## Aim of the task
Output all records precisely as written.

** START OF Task input **

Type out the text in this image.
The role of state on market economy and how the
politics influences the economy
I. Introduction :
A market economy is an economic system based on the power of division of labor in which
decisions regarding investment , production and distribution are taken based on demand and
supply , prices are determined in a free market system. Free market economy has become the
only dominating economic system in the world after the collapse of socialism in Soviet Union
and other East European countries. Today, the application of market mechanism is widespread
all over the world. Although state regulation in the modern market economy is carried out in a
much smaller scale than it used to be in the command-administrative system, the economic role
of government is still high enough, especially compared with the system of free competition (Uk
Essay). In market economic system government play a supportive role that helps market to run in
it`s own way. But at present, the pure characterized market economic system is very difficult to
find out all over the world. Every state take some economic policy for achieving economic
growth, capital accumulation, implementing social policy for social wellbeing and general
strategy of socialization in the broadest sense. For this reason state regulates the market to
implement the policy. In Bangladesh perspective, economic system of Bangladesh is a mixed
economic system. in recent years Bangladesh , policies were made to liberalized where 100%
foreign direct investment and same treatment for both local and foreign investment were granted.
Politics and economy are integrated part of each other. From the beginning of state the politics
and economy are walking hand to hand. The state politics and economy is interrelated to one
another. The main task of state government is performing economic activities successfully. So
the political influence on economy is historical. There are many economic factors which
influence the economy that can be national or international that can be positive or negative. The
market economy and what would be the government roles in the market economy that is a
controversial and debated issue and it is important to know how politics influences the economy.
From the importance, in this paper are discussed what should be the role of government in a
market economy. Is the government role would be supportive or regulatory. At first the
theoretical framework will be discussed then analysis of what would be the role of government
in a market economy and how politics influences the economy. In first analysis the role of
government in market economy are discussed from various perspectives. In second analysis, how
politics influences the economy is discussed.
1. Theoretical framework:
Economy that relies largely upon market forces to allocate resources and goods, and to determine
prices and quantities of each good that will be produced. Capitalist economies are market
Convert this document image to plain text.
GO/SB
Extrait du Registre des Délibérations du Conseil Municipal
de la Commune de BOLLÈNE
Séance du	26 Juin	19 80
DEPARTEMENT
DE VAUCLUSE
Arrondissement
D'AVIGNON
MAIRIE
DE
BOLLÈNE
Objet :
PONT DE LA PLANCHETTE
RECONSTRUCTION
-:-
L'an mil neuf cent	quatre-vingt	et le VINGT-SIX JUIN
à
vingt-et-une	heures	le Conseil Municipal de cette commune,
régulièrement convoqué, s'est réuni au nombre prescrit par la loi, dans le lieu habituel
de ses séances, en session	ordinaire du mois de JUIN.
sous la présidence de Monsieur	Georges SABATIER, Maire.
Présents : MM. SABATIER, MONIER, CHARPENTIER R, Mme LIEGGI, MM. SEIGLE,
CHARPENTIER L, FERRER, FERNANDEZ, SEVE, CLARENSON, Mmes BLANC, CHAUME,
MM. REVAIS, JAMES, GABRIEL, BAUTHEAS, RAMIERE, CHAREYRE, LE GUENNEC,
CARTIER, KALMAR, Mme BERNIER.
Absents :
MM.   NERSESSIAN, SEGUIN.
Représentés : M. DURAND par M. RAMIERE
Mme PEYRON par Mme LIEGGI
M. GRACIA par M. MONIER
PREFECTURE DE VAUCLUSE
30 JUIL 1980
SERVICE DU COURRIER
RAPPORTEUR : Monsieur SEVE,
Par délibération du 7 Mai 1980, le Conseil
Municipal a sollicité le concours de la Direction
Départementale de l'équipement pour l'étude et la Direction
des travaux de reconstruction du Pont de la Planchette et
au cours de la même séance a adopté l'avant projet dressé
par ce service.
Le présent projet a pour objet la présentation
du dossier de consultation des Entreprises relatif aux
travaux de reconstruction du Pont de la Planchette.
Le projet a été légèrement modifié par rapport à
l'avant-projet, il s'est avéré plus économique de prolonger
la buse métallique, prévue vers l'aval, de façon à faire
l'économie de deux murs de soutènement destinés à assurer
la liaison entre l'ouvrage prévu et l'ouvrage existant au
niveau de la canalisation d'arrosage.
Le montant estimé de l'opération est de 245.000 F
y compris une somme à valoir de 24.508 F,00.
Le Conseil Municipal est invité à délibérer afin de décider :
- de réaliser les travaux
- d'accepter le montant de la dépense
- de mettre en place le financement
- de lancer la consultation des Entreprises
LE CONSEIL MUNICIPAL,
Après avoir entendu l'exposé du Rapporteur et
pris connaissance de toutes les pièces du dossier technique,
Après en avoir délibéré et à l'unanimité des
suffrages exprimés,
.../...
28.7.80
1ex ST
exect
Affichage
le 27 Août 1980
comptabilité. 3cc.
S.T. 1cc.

** END OF Task input **

## Correct output
Type out the text in this image.
The role of state on market economy and how the
politics influences the economy
I. Introduction :
A market economy is an economic system based on the power of division of labor in which
decisions regarding investment , production and distribution are taken based on demand and
supply , prices are determined in a free market system. Free market economy has become the
only dominating economic system in the world after the collapse of socialism in Soviet Union
and other East European countries. Today, the application of market mechanism is widespread
all over the world. Although state regulation in the modern market economy is carried out in a
much smaller scale than it used to be in the command-administrative system, the economic role
of government is still high enough, especially compared with the system of free competition (Uk
Essay). In market economic system government play a supportive role that helps market to run in
it`s own way. But at present, the pure characterized market economic system is very difficult to
find out all over the world. Every state take some economic policy for achieving economic
growth, capital accumulation, implementing social policy for social wellbeing and general
strategy of socialization in the broadest sense. For this reason state regulates the market to
implement the policy. In Bangladesh perspective, economic system of Bangladesh is a mixed
economic system. in recent years Bangladesh , policies were made to liberalized where 100%
foreign direct investment and same treatment for both local and foreign investment were granted.
Politics and economy are integrated part of each other. From the beginning of state the politics
and economy are walking hand to hand. The state politics and economy is interrelated to one
another. The main task of state government is performing economic activities successfully. So
the political influence on economy is historical. There are many economic factors which
influence the economy that can be national or international that can be positive or negative. The
market economy and what would be the government roles in the market economy that is a
controversial and debated issue and it is important to know how politics influences the economy.
From the importance, in this paper are discussed what should be the role of government in a
market economy. Is the government role would be supportive or regulatory. At first the
theoretical framework will be discussed then analysis of what would be the role of government
in a market economy and how politics influences the economy. In first analysis the role of
government in market economy are discussed from various perspectives. In second analysis, how
politics influences the economy is discussed.
1. Theoretical framework:
Economy that relies largely upon market forces to allocate resources and goods, and to determine
prices and quantities of each good that will be produced. Capitalist economies are market
Convert this document image to plain text.
GO/SB
Extrait du Registre des Délibérations du Conseil Municipal
de la Commune de BOLLÈNE
Séance du	26 Juin	19 80
DEPARTEMENT
DE VAUCLUSE
Arrondissement
D'AVIGNON
MAIRIE
DE
BOLLÈNE
Objet :
PONT DE LA PLANCHETTE
RECONSTRUCTION
-:-
L'an mil neuf cent	quatre-vingt	et le VINGT-SIX JUIN
à
vingt-et-une	heures	le Conseil Municipal de cette commune,
régulièrement convoqué, s'est réuni au nombre prescrit par la loi, dans le lieu habituel
de ses séances, en session	ordinaire du mois de JUIN.
sous la présidence de Monsieur	Georges SABATIER, Maire.
Présents : MM. SABATIER, MONIER, CHARPENTIER R, Mme LIEGGI, MM. SEIGLE,
CHARPENTIER L, FERRER, FERNANDEZ, SEVE, CLARENSON, Mmes BLANC, CHAUME,
MM. REVAIS, JAMES, GABRIEL, BAUTHEAS, RAMIERE, CHAREYRE, LE GUENNEC,
CARTIER, KALMAR, Mme BERNIER.
Absents :
MM.   NERSESSIAN, SEGUIN.
Représentés : M. DURAND par M. RAMIERE
Mme PEYRON par Mme LIEGGI
M. GRACIA par M. MONIER
PREFECTURE DE VAUCLUSE
30 JUIL 1980
SERVICE DU COURRIER
RAPPORTEUR : Monsieur SEVE,
Par délibération du 7 Mai 1980, le Conseil
Municipal a sollicité le concours de la Direction
Départementale de l'équipement pour l'étude et la Direction
des travaux de reconstruction du Pont de la Planchette et
au cours de la même séance a adopté l'avant projet dressé
par ce service.
Le présent projet a pour objet la présentation
du dossier de consultation des Entreprises relatif aux
travaux de reconstruction du Pont de la Planchette.
Le projet a été légèrement modifié par rapport à
l'avant-projet, il s'est avéré plus économique de prolonger
la buse métallique, prévue vers l'aval, de façon à faire
l'économie de deux murs de soutènement destinés à assurer
la liaison entre l'ouvrage prévu et l'ouvrage existant au
niveau de la canalisation d'arrosage.
Le montant estimé de l'opération est de 245.000 F
y compris une somme à valoir de 24.508 F,00.
Le Conseil Municipal est invité à délibérer afin de décider :
- de réaliser les travaux
- d'accepter le montant de la dépense
- de mettre en place le financement
- de lancer la consultation des Entreprises
LE CONSEIL MUNICIPAL,
Après avoir entendu l'exposé du Rapporteur et
pris connaissance de toutes les pièces du dossier technique,
Après en avoir délibéré et à l'unanimité des
suffrages exprimés,
.../...
28.7.80
1ex ST
exect
Affichage
le 27 Août 1980
comptabilité. 3cc.
S.T. 1cc.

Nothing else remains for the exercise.